> 課題の指示:
療養所入所者の宿泊をめぐる課題文から、「問題の記述は、国立療養所松丘」から「していました」との発言が収録されている。」までを、両端の語句も含めて一字一句そのまま書き写してください。

問題の記述は、国立療養所松丘保養園(青森市)の福西征子園長が昨年11月28日に青森県内で話した講演録。入所者の宿泊について「(同園はホテルと)折衝を重ねて了解をとっている」「青森県庁の担当者は『最初から相応の見識を備えた支配人がいるホテルを選ぶようにしている』というような説明をしていました」との発言が収録されている。
熊本県では昨年11月、国立療養所菊池恵楓園(けいふうえん)(同県合志町)の入所者が温泉地のホテルに宿泊を拒否された問題が発覚した。県は予約段階で、宿泊するのが入所者であることをホテルに伝えておらず、後にホテルから「うそをついた」などと批判された経緯がある。
熊本県は「泊まるのは入所者だと伝えること自体が差別」との立場を取ってきた。県健康づくり推進課の東明正課長は「ここだけ読めば『県の対応が悪かった』と読者に誤解される恐れがある」と話す。

保存データ
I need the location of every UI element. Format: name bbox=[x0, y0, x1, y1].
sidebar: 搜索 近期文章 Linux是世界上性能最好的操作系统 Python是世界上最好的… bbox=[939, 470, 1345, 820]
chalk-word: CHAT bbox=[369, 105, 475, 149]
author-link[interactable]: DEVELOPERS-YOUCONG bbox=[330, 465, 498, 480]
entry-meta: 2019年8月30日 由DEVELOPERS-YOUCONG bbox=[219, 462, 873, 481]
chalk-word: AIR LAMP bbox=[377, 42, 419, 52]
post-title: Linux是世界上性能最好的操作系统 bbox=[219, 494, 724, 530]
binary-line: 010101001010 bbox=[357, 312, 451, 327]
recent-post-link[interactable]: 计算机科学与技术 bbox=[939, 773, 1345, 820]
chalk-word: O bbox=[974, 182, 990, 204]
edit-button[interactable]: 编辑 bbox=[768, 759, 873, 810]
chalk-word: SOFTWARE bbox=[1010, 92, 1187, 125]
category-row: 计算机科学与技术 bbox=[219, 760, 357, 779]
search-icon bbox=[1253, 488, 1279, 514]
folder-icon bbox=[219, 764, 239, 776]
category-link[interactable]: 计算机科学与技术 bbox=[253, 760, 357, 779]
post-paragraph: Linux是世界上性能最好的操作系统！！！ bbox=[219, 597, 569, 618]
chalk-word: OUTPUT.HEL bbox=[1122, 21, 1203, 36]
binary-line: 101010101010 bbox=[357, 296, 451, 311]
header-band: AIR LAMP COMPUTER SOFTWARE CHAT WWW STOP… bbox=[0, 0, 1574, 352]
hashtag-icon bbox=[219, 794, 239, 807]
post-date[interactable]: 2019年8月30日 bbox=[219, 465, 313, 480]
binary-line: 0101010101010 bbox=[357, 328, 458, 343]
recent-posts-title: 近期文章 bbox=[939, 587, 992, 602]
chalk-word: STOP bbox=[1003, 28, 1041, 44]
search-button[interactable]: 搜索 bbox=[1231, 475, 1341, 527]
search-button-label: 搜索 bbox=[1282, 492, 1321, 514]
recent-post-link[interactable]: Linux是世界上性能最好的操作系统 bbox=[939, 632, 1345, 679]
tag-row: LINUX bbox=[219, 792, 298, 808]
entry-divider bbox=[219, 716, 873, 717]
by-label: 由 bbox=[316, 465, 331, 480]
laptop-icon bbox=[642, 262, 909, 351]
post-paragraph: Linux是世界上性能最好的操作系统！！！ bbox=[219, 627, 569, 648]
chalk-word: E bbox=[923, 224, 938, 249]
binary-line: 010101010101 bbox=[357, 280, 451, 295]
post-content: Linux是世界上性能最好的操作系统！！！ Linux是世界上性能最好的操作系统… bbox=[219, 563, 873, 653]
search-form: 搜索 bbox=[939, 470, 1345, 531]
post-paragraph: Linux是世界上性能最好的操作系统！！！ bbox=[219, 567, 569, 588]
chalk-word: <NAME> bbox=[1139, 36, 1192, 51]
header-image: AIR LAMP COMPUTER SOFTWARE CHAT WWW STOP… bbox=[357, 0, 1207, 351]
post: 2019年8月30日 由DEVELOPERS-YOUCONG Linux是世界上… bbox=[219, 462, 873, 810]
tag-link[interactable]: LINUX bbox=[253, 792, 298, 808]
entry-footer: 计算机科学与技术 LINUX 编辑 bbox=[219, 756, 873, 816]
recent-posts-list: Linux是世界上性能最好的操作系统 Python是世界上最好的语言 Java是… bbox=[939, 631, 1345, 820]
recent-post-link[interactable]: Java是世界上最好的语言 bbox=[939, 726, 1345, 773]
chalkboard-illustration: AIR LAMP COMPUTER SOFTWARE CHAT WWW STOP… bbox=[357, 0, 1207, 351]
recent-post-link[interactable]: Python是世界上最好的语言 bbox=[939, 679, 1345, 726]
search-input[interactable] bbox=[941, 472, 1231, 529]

> 解答欄:
問題の記述は、国立療養所松丘保養園(青森市)の福西征子園長が昨年11月28日に青森県内で話した講演録。入所者の宿泊について「(同園はホテルと)折衝を重ねて了解をとっている」「青森県庁の担当者は『最初から相応の見識を備えた支配人がいるホテルを選ぶようにしている』というような説明をしていました」との発言が収録されている。